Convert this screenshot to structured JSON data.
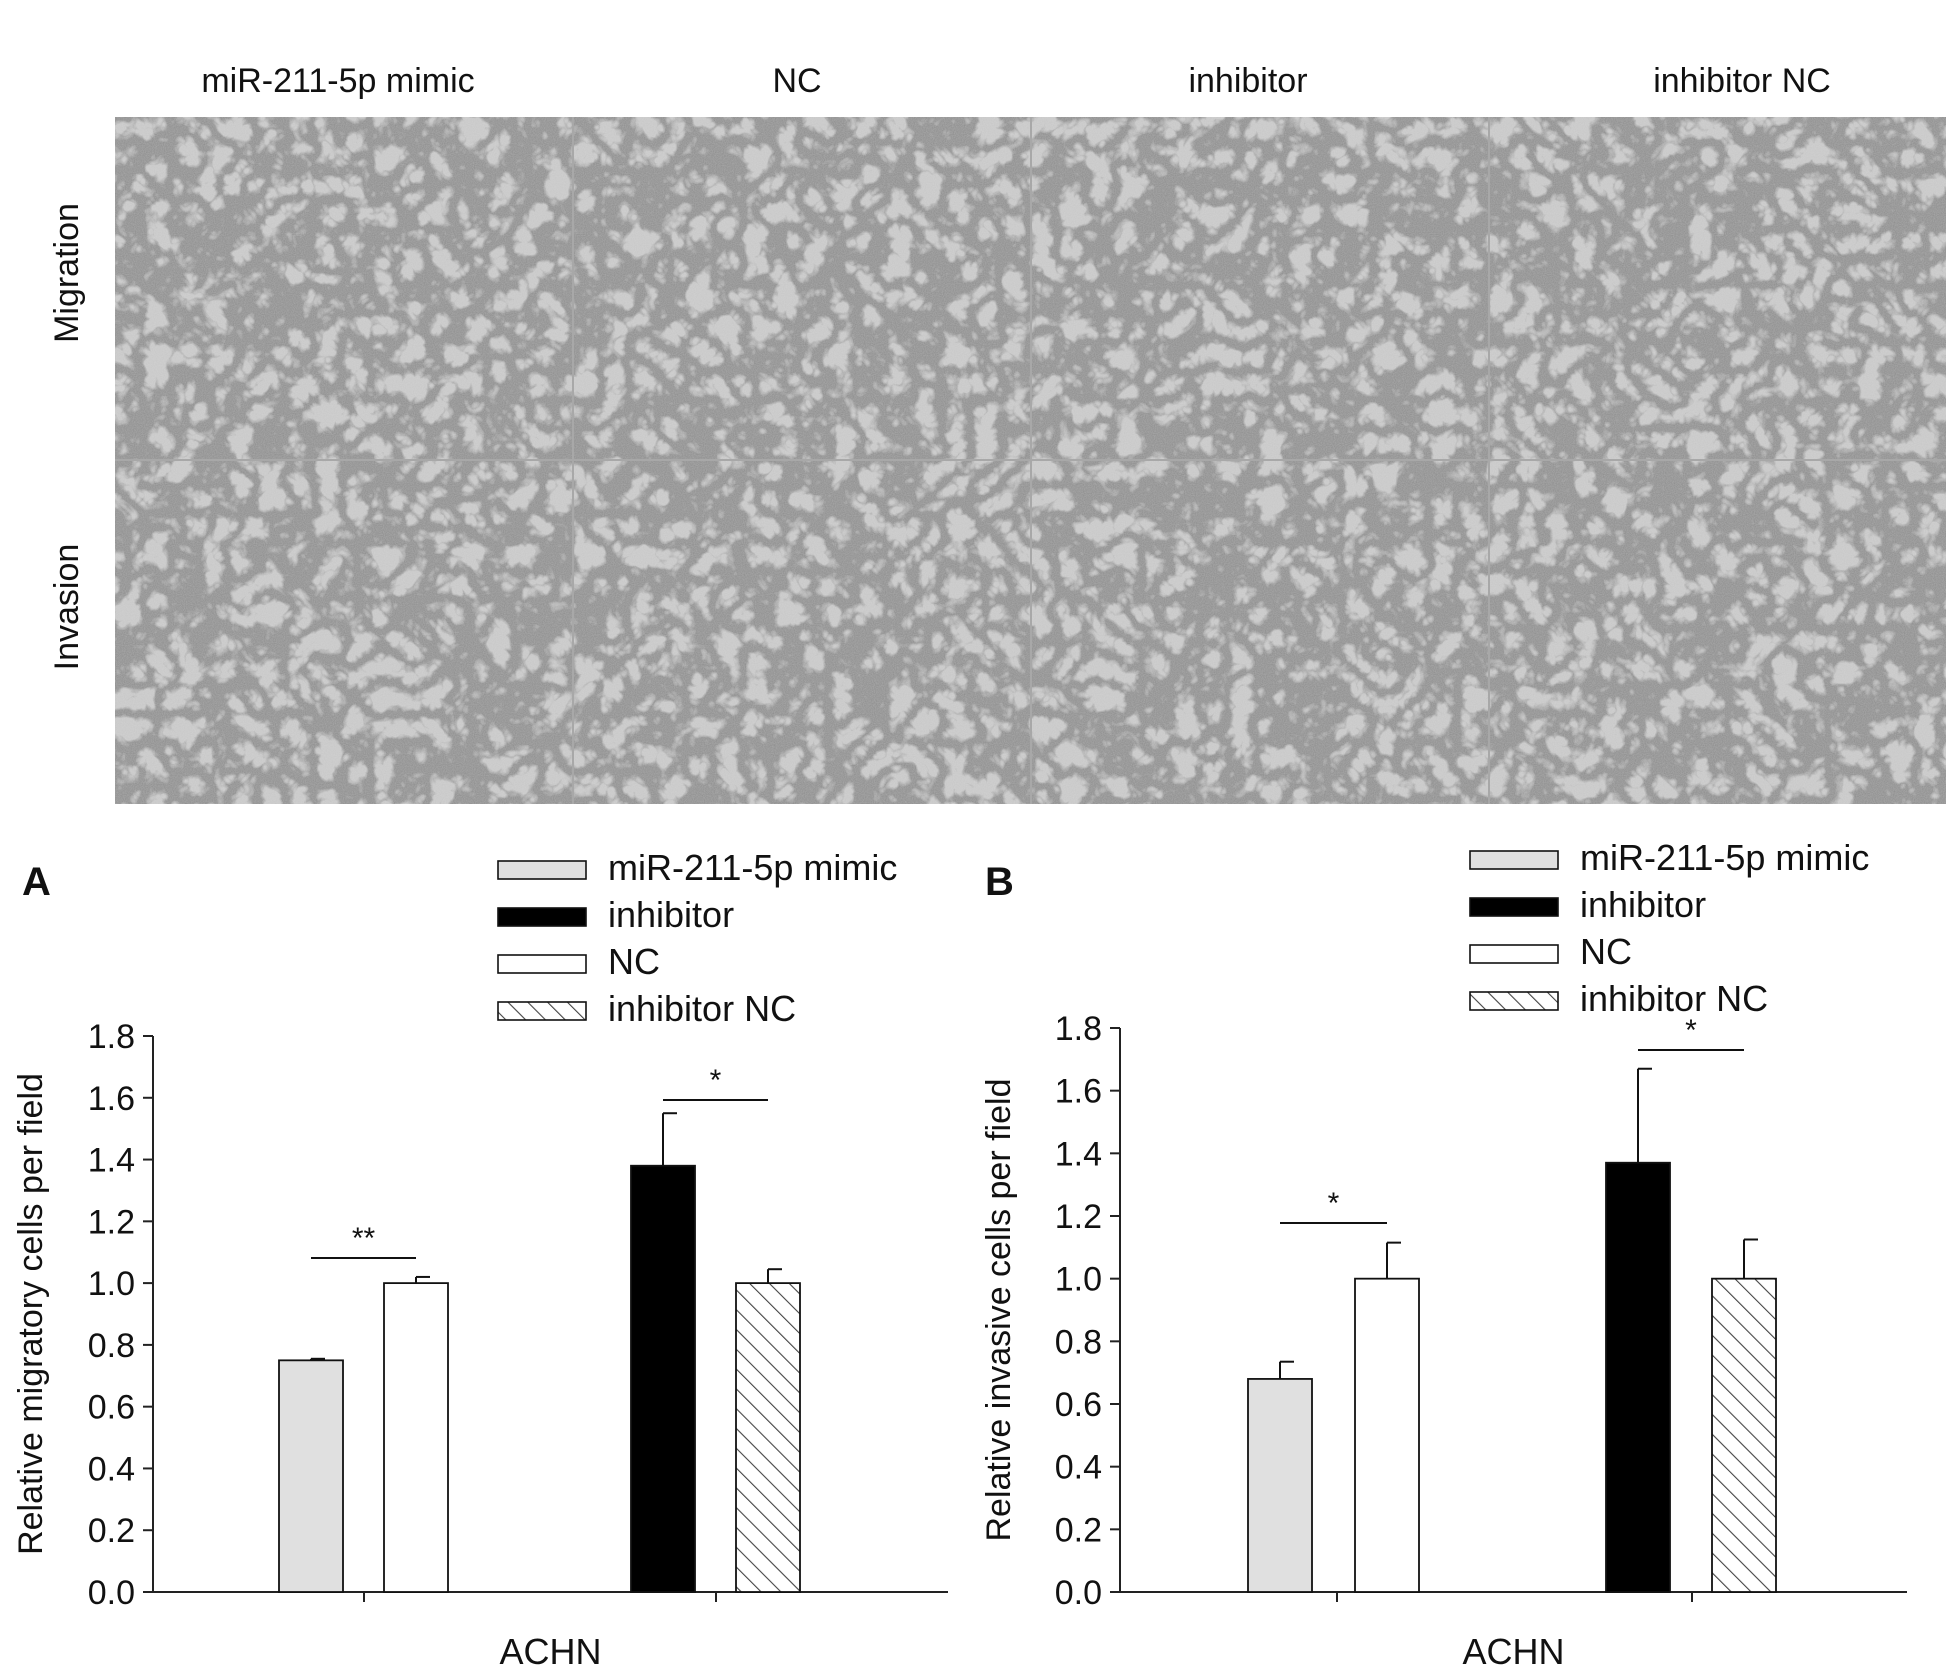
{
  "micrographs": {
    "column_labels": [
      "miR-211-5p mimic",
      "NC",
      "inhibitor",
      "inhibitor NC"
    ],
    "row_labels": [
      "Migration",
      "Invasion"
    ]
  },
  "colors": {
    "mimic": "#e0e0e0",
    "inhibitor": "#000000",
    "nc": "#ffffff",
    "inhibitor_nc_hatch": "#444444",
    "axis": "#222222",
    "micrograph_bg": "#c8c8c8",
    "cell": "#3c3c3c"
  },
  "legend": {
    "entries": [
      {
        "label": "miR-211-5p mimic",
        "pattern": "solid-gray"
      },
      {
        "label": "inhibitor",
        "pattern": "solid-black"
      },
      {
        "label": "NC",
        "pattern": "solid-white"
      },
      {
        "label": "inhibitor NC",
        "pattern": "hatched"
      }
    ]
  },
  "chart_data": [
    {
      "type": "bar",
      "panel_label": "A",
      "title": "",
      "xlabel": "ACHN",
      "ylabel": "Relative migratory cells per field",
      "ylim": [
        0,
        1.8
      ],
      "yticks": [
        "0.0",
        "0.2",
        "0.4",
        "0.6",
        "0.8",
        "1.0",
        "1.2",
        "1.4",
        "1.6",
        "1.8"
      ],
      "grid": false,
      "legend_position": "top-right",
      "bars": [
        {
          "series": "miR-211-5p mimic",
          "value": 0.75,
          "error": 0.005
        },
        {
          "series": "NC",
          "value": 1.0,
          "error": 0.02
        },
        {
          "series": "inhibitor",
          "value": 1.38,
          "error": 0.17
        },
        {
          "series": "inhibitor NC",
          "value": 1.0,
          "error": 0.045
        }
      ],
      "significance": [
        {
          "between": [
            "miR-211-5p mimic",
            "NC"
          ],
          "label": "**"
        },
        {
          "between": [
            "inhibitor",
            "inhibitor NC"
          ],
          "label": "*"
        }
      ]
    },
    {
      "type": "bar",
      "panel_label": "B",
      "title": "",
      "xlabel": "ACHN",
      "ylabel": "Relative invasive cells per field",
      "ylim": [
        0,
        1.8
      ],
      "yticks": [
        "0.0",
        "0.2",
        "0.4",
        "0.6",
        "0.8",
        "1.0",
        "1.2",
        "1.4",
        "1.6",
        "1.8"
      ],
      "grid": false,
      "legend_position": "top-right",
      "bars": [
        {
          "series": "miR-211-5p mimic",
          "value": 0.68,
          "error": 0.055
        },
        {
          "series": "NC",
          "value": 1.0,
          "error": 0.115
        },
        {
          "series": "inhibitor",
          "value": 1.37,
          "error": 0.3
        },
        {
          "series": "inhibitor NC",
          "value": 1.0,
          "error": 0.125
        }
      ],
      "significance": [
        {
          "between": [
            "miR-211-5p mimic",
            "NC"
          ],
          "label": "*"
        },
        {
          "between": [
            "inhibitor",
            "inhibitor NC"
          ],
          "label": "*"
        }
      ]
    }
  ]
}
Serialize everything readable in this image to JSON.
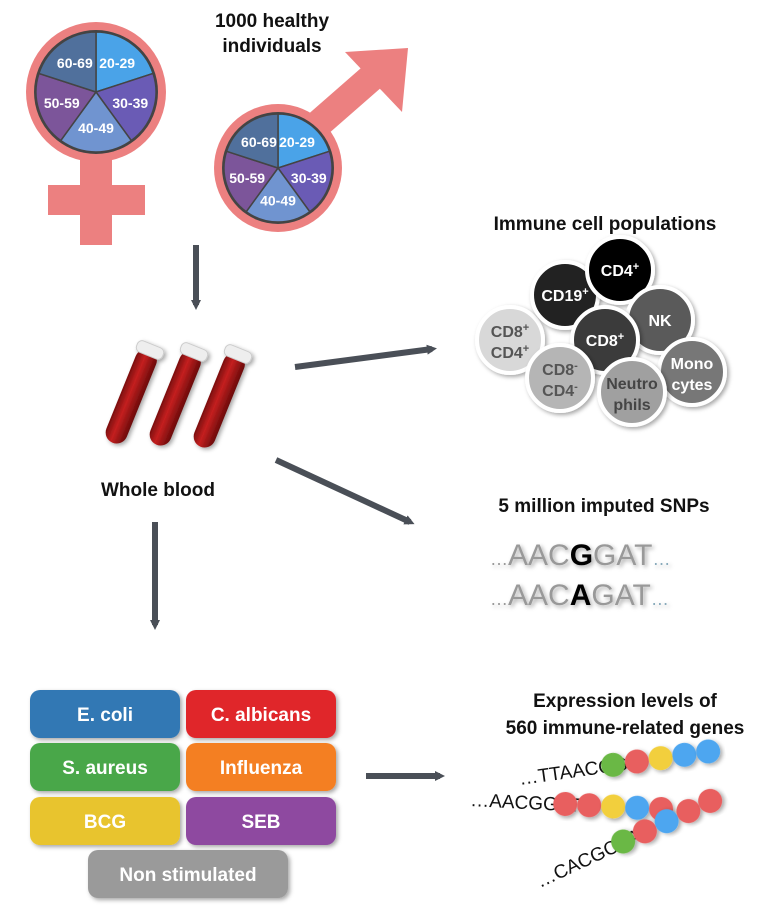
{
  "cohort": {
    "title_line1": "1000 healthy",
    "title_line2": "individuals",
    "age_groups": [
      "20-29",
      "30-39",
      "40-49",
      "50-59",
      "60-69"
    ],
    "age_colors": [
      "#4aa3e8",
      "#6a5bb5",
      "#7094d0",
      "#7c559a",
      "#50709c"
    ],
    "symbol_color": "#ec8080"
  },
  "blood": {
    "label": "Whole blood"
  },
  "cells": {
    "title": "Immune cell populations",
    "items": [
      {
        "l1": "CD8",
        "s1": "+",
        "l2": "CD4",
        "s2": "+",
        "fill": "#d8d8d8",
        "text": "#555"
      },
      {
        "l1": "CD19",
        "s1": "+",
        "fill": "#222",
        "text": "#fff"
      },
      {
        "l1": "CD4",
        "s1": "+",
        "fill": "#000",
        "text": "#fff"
      },
      {
        "l1": "NK",
        "fill": "#5a5a5a",
        "text": "#fff"
      },
      {
        "l1": "CD8",
        "s1": "+",
        "fill": "#3a3a3a",
        "text": "#fff"
      },
      {
        "l1": "CD8",
        "s1": "-",
        "l2": "CD4",
        "s2": "-",
        "fill": "#b5b5b5",
        "text": "#555"
      },
      {
        "l1": "Mono",
        "l2": "cytes",
        "fill": "#777",
        "text": "#fff"
      },
      {
        "l1": "Neutro",
        "l2": "phils",
        "fill": "#a0a0a0",
        "text": "#444"
      }
    ]
  },
  "snps": {
    "title": "5 million imputed SNPs",
    "seq1": {
      "pre": "…",
      "left": "AAC",
      "variant": "G",
      "right": "GAT",
      "post": "…"
    },
    "seq2": {
      "pre": "…",
      "left": "AAC",
      "variant": "A",
      "right": "GAT",
      "post": "…"
    }
  },
  "stimuli": [
    {
      "label": "E. coli",
      "color": "#3378b4"
    },
    {
      "label": "C. albicans",
      "color": "#e0262b"
    },
    {
      "label": "S. aureus",
      "color": "#4aa74a"
    },
    {
      "label": "Influenza",
      "color": "#f47f21"
    },
    {
      "label": "BCG",
      "color": "#e8c42e"
    },
    {
      "label": "SEB",
      "color": "#8e4aa0"
    },
    {
      "label": "Non stimulated",
      "color": "#9a9a9a"
    }
  ],
  "expression": {
    "title_line1": "Expression levels of",
    "title_line2": "560 immune-related genes",
    "rows": [
      {
        "seq": "…TTAACGG",
        "beads": [
          "#6ab844",
          "#e85e5e",
          "#f2cf3c",
          "#4ea6f0",
          "#4ea6f0"
        ]
      },
      {
        "seq": "…AACGGAT",
        "beads": [
          "#e85e5e",
          "#e85e5e",
          "#f2cf3c",
          "#4ea6f0",
          "#e85e5e"
        ]
      },
      {
        "seq": "…CACGCAA",
        "beads": [
          "#6ab844",
          "#e85e5e",
          "#4ea6f0",
          "#e85e5e",
          "#e85e5e"
        ]
      }
    ]
  },
  "arrow_color": "#4a4f57"
}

■ **DIRECTIONS FOR THIS TASK**
The answer should match the material exactly, with every picture removed.

■ **YOUR RESPONSE**
Convert this screenshot to structured JSON data.
{
  "micrographs": {
    "column_labels": [
      "miR-211-5p mimic",
      "NC",
      "inhibitor",
      "inhibitor NC"
    ],
    "row_labels": [
      "Migration",
      "Invasion"
    ]
  },
  "colors": {
    "mimic": "#e0e0e0",
    "inhibitor": "#000000",
    "nc": "#ffffff",
    "inhibitor_nc_hatch": "#444444",
    "axis": "#222222",
    "micrograph_bg": "#c8c8c8",
    "cell": "#3c3c3c"
  },
  "legend": {
    "entries": [
      {
        "label": "miR-211-5p mimic",
        "pattern": "solid-gray"
      },
      {
        "label": "inhibitor",
        "pattern": "solid-black"
      },
      {
        "label": "NC",
        "pattern": "solid-white"
      },
      {
        "label": "inhibitor NC",
        "pattern": "hatched"
      }
    ]
  },
  "chart_data": [
    {
      "type": "bar",
      "panel_label": "A",
      "title": "",
      "xlabel": "ACHN",
      "ylabel": "Relative migratory cells per field",
      "ylim": [
        0,
        1.8
      ],
      "yticks": [
        "0.0",
        "0.2",
        "0.4",
        "0.6",
        "0.8",
        "1.0",
        "1.2",
        "1.4",
        "1.6",
        "1.8"
      ],
      "grid": false,
      "legend_position": "top-right",
      "bars": [
        {
          "series": "miR-211-5p mimic",
          "value": 0.75,
          "error": 0.005
        },
        {
          "series": "NC",
          "value": 1.0,
          "error": 0.02
        },
        {
          "series": "inhibitor",
          "value": 1.38,
          "error": 0.17
        },
        {
          "series": "inhibitor NC",
          "value": 1.0,
          "error": 0.045
        }
      ],
      "significance": [
        {
          "between": [
            "miR-211-5p mimic",
            "NC"
          ],
          "label": "**"
        },
        {
          "between": [
            "inhibitor",
            "inhibitor NC"
          ],
          "label": "*"
        }
      ]
    },
    {
      "type": "bar",
      "panel_label": "B",
      "title": "",
      "xlabel": "ACHN",
      "ylabel": "Relative invasive cells per field",
      "ylim": [
        0,
        1.8
      ],
      "yticks": [
        "0.0",
        "0.2",
        "0.4",
        "0.6",
        "0.8",
        "1.0",
        "1.2",
        "1.4",
        "1.6",
        "1.8"
      ],
      "grid": false,
      "legend_position": "top-right",
      "bars": [
        {
          "series": "miR-211-5p mimic",
          "value": 0.68,
          "error": 0.055
        },
        {
          "series": "NC",
          "value": 1.0,
          "error": 0.115
        },
        {
          "series": "inhibitor",
          "value": 1.37,
          "error": 0.3
        },
        {
          "series": "inhibitor NC",
          "value": 1.0,
          "error": 0.125
        }
      ],
      "significance": [
        {
          "between": [
            "miR-211-5p mimic",
            "NC"
          ],
          "label": "*"
        },
        {
          "between": [
            "inhibitor",
            "inhibitor NC"
          ],
          "label": "*"
        }
      ]
    }
  ]
}
Serialize everything readable in this image to JSON.
{
  "cohort": {
    "title_line1": "1000 healthy",
    "title_line2": "individuals",
    "age_groups": [
      "20-29",
      "30-39",
      "40-49",
      "50-59",
      "60-69"
    ],
    "age_colors": [
      "#4aa3e8",
      "#6a5bb5",
      "#7094d0",
      "#7c559a",
      "#50709c"
    ],
    "symbol_color": "#ec8080"
  },
  "blood": {
    "label": "Whole blood"
  },
  "cells": {
    "title": "Immune cell populations",
    "items": [
      {
        "l1": "CD8",
        "s1": "+",
        "l2": "CD4",
        "s2": "+",
        "fill": "#d8d8d8",
        "text": "#555"
      },
      {
        "l1": "CD19",
        "s1": "+",
        "fill": "#222",
        "text": "#fff"
      },
      {
        "l1": "CD4",
        "s1": "+",
        "fill": "#000",
        "text": "#fff"
      },
      {
        "l1": "NK",
        "fill": "#5a5a5a",
        "text": "#fff"
      },
      {
        "l1": "CD8",
        "s1": "+",
        "fill": "#3a3a3a",
        "text": "#fff"
      },
      {
        "l1": "CD8",
        "s1": "-",
        "l2": "CD4",
        "s2": "-",
        "fill": "#b5b5b5",
        "text": "#555"
      },
      {
        "l1": "Mono",
        "l2": "cytes",
        "fill": "#777",
        "text": "#fff"
      },
      {
        "l1": "Neutro",
        "l2": "phils",
        "fill": "#a0a0a0",
        "text": "#444"
      }
    ]
  },
  "snps": {
    "title": "5 million imputed SNPs",
    "seq1": {
      "pre": "…",
      "left": "AAC",
      "variant": "G",
      "right": "GAT",
      "post": "…"
    },
    "seq2": {
      "pre": "…",
      "left": "AAC",
      "variant": "A",
      "right": "GAT",
      "post": "…"
    }
  },
  "stimuli": [
    {
      "label": "E. coli",
      "color": "#3378b4"
    },
    {
      "label": "C. albicans",
      "color": "#e0262b"
    },
    {
      "label": "S. aureus",
      "color": "#4aa74a"
    },
    {
      "label": "Influenza",
      "color": "#f47f21"
    },
    {
      "label": "BCG",
      "color": "#e8c42e"
    },
    {
      "label": "SEB",
      "color": "#8e4aa0"
    },
    {
      "label": "Non stimulated",
      "color": "#9a9a9a"
    }
  ],
  "expression": {
    "title_line1": "Expression levels of",
    "title_line2": "560 immune-related genes",
    "rows": [
      {
        "seq": "…TTAACGG",
        "beads": [
          "#6ab844",
          "#e85e5e",
          "#f2cf3c",
          "#4ea6f0",
          "#4ea6f0"
        ]
      },
      {
        "seq": "…AACGGAT",
        "beads": [
          "#e85e5e",
          "#e85e5e",
          "#f2cf3c",
          "#4ea6f0",
          "#e85e5e"
        ]
      },
      {
        "seq": "…CACGCAA",
        "beads": [
          "#6ab844",
          "#e85e5e",
          "#4ea6f0",
          "#e85e5e",
          "#e85e5e"
        ]
      }
    ]
  },
  "arrow_color": "#4a4f57"
}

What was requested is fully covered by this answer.